- _Collection entries_:

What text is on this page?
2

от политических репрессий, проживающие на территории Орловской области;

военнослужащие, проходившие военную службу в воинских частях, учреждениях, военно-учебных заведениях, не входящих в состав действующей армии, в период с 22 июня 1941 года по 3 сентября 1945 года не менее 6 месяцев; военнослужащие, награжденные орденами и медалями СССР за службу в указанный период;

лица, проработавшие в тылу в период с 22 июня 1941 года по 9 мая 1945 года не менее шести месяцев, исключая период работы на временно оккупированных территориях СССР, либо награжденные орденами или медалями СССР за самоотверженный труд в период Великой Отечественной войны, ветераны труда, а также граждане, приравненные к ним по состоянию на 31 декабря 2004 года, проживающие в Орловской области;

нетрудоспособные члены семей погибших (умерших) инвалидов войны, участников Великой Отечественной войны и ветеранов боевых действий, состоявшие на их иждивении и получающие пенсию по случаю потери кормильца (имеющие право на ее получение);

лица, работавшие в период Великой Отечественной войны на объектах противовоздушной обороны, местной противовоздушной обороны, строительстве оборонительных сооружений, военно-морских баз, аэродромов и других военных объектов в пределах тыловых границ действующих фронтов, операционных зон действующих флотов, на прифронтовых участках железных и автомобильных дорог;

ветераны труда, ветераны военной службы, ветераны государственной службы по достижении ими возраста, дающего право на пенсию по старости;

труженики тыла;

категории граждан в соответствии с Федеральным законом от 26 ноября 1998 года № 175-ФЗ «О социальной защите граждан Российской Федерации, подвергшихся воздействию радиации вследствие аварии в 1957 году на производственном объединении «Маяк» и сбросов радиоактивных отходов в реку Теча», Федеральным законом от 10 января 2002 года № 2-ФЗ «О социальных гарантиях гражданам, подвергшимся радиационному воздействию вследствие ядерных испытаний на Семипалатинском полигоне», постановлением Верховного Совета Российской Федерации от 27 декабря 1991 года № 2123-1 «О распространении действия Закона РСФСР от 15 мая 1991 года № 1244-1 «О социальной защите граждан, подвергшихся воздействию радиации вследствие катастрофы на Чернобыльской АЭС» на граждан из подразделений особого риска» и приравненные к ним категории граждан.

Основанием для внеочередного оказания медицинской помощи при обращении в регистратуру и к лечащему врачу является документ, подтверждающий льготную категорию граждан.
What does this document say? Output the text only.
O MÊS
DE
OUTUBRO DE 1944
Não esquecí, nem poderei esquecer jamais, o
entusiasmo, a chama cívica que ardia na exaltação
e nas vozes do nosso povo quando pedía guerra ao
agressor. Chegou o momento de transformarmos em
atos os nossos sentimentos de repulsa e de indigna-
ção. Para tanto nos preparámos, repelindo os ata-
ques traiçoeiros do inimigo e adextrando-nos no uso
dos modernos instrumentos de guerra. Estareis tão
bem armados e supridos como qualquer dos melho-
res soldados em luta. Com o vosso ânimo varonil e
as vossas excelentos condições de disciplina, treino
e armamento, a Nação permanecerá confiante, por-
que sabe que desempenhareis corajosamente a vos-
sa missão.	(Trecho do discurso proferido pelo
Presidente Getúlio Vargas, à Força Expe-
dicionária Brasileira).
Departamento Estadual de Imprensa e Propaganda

- _Task goal_: Make a verbatim copy of every entry shown above.

- _Output below_:
What text is on this page?
2

от политических репрессий, проживающие на территории Орловской области;

военнослужащие, проходившие военную службу в воинских частях, учреждениях, военно-учебных заведениях, не входящих в состав действующей армии, в период с 22 июня 1941 года по 3 сентября 1945 года не менее 6 месяцев; военнослужащие, награжденные орденами и медалями СССР за службу в указанный период;

лица, проработавшие в тылу в период с 22 июня 1941 года по 9 мая 1945 года не менее шести месяцев, исключая период работы на временно оккупированных территориях СССР, либо награжденные орденами или медалями СССР за самоотверженный труд в период Великой Отечественной войны, ветераны труда, а также граждане, приравненные к ним по состоянию на 31 декабря 2004 года, проживающие в Орловской области;

нетрудоспособные члены семей погибших (умерших) инвалидов войны, участников Великой Отечественной войны и ветеранов боевых действий, состоявшие на их иждивении и получающие пенсию по случаю потери кормильца (имеющие право на ее получение);

лица, работавшие в период Великой Отечественной войны на объектах противовоздушной обороны, местной противовоздушной обороны, строительстве оборонительных сооружений, военно-морских баз, аэродромов и других военных объектов в пределах тыловых границ действующих фронтов, операционных зон действующих флотов, на прифронтовых участках железных и автомобильных дорог;

ветераны труда, ветераны военной службы, ветераны государственной службы по достижении ими возраста, дающего право на пенсию по старости;

труженики тыла;

категории граждан в соответствии с Федеральным законом от 26 ноября 1998 года № 175-ФЗ «О социальной защите граждан Российской Федерации, подвергшихся воздействию радиации вследствие аварии в 1957 году на производственном объединении «Маяк» и сбросов радиоактивных отходов в реку Теча», Федеральным законом от 10 января 2002 года № 2-ФЗ «О социальных гарантиях гражданам, подвергшимся радиационному воздействию вследствие ядерных испытаний на Семипалатинском полигоне», постановлением Верховного Совета Российской Федерации от 27 декабря 1991 года № 2123-1 «О распространении действия Закона РСФСР от 15 мая 1991 года № 1244-1 «О социальной защите граждан, подвергшихся воздействию радиации вследствие катастрофы на Чернобыльской АЭС» на граждан из подразделений особого риска» и приравненные к ним категории граждан.

Основанием для внеочередного оказания медицинской помощи при обращении в регистратуру и к лечащему врачу является документ, подтверждающий льготную категорию граждан.
What does this document say? Output the text only.
O MÊS
DE
OUTUBRO DE 1944
Não esquecí, nem poderei esquecer jamais, o
entusiasmo, a chama cívica que ardia na exaltação
e nas vozes do nosso povo quando pedía guerra ao
agressor. Chegou o momento de transformarmos em
atos os nossos sentimentos de repulsa e de indigna-
ção. Para tanto nos preparámos, repelindo os ata-
ques traiçoeiros do inimigo e adextrando-nos no uso
dos modernos instrumentos de guerra. Estareis tão
bem armados e supridos como qualquer dos melho-
res soldados em luta. Com o vosso ânimo varonil e
as vossas excelentos condições de disciplina, treino
e armamento, a Nação permanecerá confiante, por-
que sabe que desempenhareis corajosamente a vos-
sa missão.	(Trecho do discurso proferido pelo
Presidente Getúlio Vargas, à Força Expe-
dicionária Brasileira).
Departamento Estadual de Imprensa e Propaganda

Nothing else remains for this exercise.